Copy each line of the material below that includes the string "villor".

--- start DATA ROWS ---

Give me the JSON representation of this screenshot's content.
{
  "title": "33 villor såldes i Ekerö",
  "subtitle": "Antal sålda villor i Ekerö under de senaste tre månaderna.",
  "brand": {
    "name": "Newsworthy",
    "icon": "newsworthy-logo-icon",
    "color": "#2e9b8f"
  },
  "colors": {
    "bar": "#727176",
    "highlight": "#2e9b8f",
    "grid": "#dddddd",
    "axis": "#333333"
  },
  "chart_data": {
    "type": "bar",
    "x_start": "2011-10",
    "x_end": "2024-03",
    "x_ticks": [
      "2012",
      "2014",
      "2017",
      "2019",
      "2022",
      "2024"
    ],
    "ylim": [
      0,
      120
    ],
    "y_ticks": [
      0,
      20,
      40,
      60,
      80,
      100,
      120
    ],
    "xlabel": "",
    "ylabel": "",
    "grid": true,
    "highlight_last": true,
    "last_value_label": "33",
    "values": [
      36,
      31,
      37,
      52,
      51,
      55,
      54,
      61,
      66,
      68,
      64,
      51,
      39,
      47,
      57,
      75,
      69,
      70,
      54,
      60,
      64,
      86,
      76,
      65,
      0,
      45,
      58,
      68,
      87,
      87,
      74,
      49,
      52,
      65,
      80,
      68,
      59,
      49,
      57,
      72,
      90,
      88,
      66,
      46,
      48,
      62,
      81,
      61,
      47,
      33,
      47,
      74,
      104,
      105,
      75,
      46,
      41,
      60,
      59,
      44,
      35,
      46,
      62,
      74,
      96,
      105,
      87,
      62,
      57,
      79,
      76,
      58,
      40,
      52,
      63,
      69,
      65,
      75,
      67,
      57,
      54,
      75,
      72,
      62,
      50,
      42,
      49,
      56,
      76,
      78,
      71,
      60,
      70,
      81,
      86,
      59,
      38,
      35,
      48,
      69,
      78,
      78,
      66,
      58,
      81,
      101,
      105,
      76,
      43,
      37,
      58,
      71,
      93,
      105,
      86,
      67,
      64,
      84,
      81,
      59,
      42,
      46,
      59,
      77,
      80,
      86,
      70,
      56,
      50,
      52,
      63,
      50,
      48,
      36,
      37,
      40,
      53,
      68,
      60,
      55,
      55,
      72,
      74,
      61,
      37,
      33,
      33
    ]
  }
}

--- end DATA ROWS ---

=== TASK RESPONSE ===
  "title": "33 villor såldes i Ekerö",
  "subtitle": "Antal sålda villor i Ekerö under de senaste tre månaderna.",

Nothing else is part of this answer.